#### Source material ####
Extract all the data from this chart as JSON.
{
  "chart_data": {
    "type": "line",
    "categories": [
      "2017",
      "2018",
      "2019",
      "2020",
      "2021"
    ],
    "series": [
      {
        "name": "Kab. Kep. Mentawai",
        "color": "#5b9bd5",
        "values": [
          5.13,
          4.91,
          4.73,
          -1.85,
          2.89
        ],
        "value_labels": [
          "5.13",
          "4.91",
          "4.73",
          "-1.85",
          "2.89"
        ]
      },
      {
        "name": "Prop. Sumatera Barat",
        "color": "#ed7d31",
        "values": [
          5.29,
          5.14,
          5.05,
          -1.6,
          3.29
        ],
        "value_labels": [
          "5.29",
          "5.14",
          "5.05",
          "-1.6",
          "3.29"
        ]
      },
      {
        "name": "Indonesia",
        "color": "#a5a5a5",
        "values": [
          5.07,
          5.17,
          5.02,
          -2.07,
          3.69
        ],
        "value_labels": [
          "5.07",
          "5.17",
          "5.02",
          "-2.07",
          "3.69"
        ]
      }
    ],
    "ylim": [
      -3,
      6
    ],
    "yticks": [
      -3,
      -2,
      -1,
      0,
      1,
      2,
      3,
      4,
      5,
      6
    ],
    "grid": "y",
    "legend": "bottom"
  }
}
####
» **Work to do**
Report the number of lines of the listing above that hold the string "color", with no other text.

» **Final answer**
3